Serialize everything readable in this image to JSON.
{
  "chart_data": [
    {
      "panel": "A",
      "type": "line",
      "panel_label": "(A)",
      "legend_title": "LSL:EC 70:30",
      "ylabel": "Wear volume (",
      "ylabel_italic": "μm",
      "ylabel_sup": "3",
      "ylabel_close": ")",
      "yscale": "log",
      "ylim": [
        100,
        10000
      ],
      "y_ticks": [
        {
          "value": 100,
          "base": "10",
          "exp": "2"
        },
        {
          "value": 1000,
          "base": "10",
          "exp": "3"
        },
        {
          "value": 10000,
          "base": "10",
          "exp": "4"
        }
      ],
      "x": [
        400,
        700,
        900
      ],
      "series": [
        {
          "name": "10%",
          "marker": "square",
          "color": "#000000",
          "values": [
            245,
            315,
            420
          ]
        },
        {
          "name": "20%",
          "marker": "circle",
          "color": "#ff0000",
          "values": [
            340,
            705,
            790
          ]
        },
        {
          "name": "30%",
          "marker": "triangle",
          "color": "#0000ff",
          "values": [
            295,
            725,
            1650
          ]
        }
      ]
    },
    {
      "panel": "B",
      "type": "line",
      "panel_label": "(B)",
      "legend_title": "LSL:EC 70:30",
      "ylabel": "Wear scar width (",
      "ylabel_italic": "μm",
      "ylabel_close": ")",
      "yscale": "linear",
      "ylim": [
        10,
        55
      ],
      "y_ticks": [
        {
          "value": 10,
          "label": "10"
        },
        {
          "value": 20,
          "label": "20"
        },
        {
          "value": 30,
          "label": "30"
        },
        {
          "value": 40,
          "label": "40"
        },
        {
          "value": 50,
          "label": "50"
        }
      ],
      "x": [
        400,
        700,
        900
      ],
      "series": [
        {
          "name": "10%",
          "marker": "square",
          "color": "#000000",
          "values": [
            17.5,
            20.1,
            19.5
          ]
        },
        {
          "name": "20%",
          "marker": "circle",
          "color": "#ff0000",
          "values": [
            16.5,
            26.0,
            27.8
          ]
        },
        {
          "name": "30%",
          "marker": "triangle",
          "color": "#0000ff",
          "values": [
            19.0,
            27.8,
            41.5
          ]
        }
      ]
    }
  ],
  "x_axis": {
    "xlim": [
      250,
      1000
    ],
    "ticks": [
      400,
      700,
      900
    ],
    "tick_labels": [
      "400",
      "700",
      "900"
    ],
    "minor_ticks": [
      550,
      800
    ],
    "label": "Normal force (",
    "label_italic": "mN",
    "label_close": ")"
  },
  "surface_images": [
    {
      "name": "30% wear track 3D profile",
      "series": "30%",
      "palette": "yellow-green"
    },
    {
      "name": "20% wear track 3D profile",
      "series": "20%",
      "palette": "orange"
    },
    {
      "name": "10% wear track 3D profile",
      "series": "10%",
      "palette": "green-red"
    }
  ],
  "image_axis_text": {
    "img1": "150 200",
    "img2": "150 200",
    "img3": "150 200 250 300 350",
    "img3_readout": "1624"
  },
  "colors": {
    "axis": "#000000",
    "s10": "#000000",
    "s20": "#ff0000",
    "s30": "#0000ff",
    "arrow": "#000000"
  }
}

WORK TO BE COMPLETED: Return every entry exactly as given.

COMPLETE OUTPUT:
Serialize everything readable in this image to JSON.
{
  "chart_data": [
    {
      "panel": "A",
      "type": "line",
      "panel_label": "(A)",
      "legend_title": "LSL:EC 70:30",
      "ylabel": "Wear volume (",
      "ylabel_italic": "μm",
      "ylabel_sup": "3",
      "ylabel_close": ")",
      "yscale": "log",
      "ylim": [
        100,
        10000
      ],
      "y_ticks": [
        {
          "value": 100,
          "base": "10",
          "exp": "2"
        },
        {
          "value": 1000,
          "base": "10",
          "exp": "3"
        },
        {
          "value": 10000,
          "base": "10",
          "exp": "4"
        }
      ],
      "x": [
        400,
        700,
        900
      ],
      "series": [
        {
          "name": "10%",
          "marker": "square",
          "color": "#000000",
          "values": [
            245,
            315,
            420
          ]
        },
        {
          "name": "20%",
          "marker": "circle",
          "color": "#ff0000",
          "values": [
            340,
            705,
            790
          ]
        },
        {
          "name": "30%",
          "marker": "triangle",
          "color": "#0000ff",
          "values": [
            295,
            725,
            1650
          ]
        }
      ]
    },
    {
      "panel": "B",
      "type": "line",
      "panel_label": "(B)",
      "legend_title": "LSL:EC 70:30",
      "ylabel": "Wear scar width (",
      "ylabel_italic": "μm",
      "ylabel_close": ")",
      "yscale": "linear",
      "ylim": [
        10,
        55
      ],
      "y_ticks": [
        {
          "value": 10,
          "label": "10"
        },
        {
          "value": 20,
          "label": "20"
        },
        {
          "value": 30,
          "label": "30"
        },
        {
          "value": 40,
          "label": "40"
        },
        {
          "value": 50,
          "label": "50"
        }
      ],
      "x": [
        400,
        700,
        900
      ],
      "series": [
        {
          "name": "10%",
          "marker": "square",
          "color": "#000000",
          "values": [
            17.5,
            20.1,
            19.5
          ]
        },
        {
          "name": "20%",
          "marker": "circle",
          "color": "#ff0000",
          "values": [
            16.5,
            26.0,
            27.8
          ]
        },
        {
          "name": "30%",
          "marker": "triangle",
          "color": "#0000ff",
          "values": [
            19.0,
            27.8,
            41.5
          ]
        }
      ]
    }
  ],
  "x_axis": {
    "xlim": [
      250,
      1000
    ],
    "ticks": [
      400,
      700,
      900
    ],
    "tick_labels": [
      "400",
      "700",
      "900"
    ],
    "minor_ticks": [
      550,
      800
    ],
    "label": "Normal force (",
    "label_italic": "mN",
    "label_close": ")"
  },
  "surface_images": [
    {
      "name": "30% wear track 3D profile",
      "series": "30%",
      "palette": "yellow-green"
    },
    {
      "name": "20% wear track 3D profile",
      "series": "20%",
      "palette": "orange"
    },
    {
      "name": "10% wear track 3D profile",
      "series": "10%",
      "palette": "green-red"
    }
  ],
  "image_axis_text": {
    "img1": "150 200",
    "img2": "150 200",
    "img3": "150 200 250 300 350",
    "img3_readout": "1624"
  },
  "colors": {
    "axis": "#000000",
    "s10": "#000000",
    "s20": "#ff0000",
    "s30": "#0000ff",
    "arrow": "#000000"
  }
}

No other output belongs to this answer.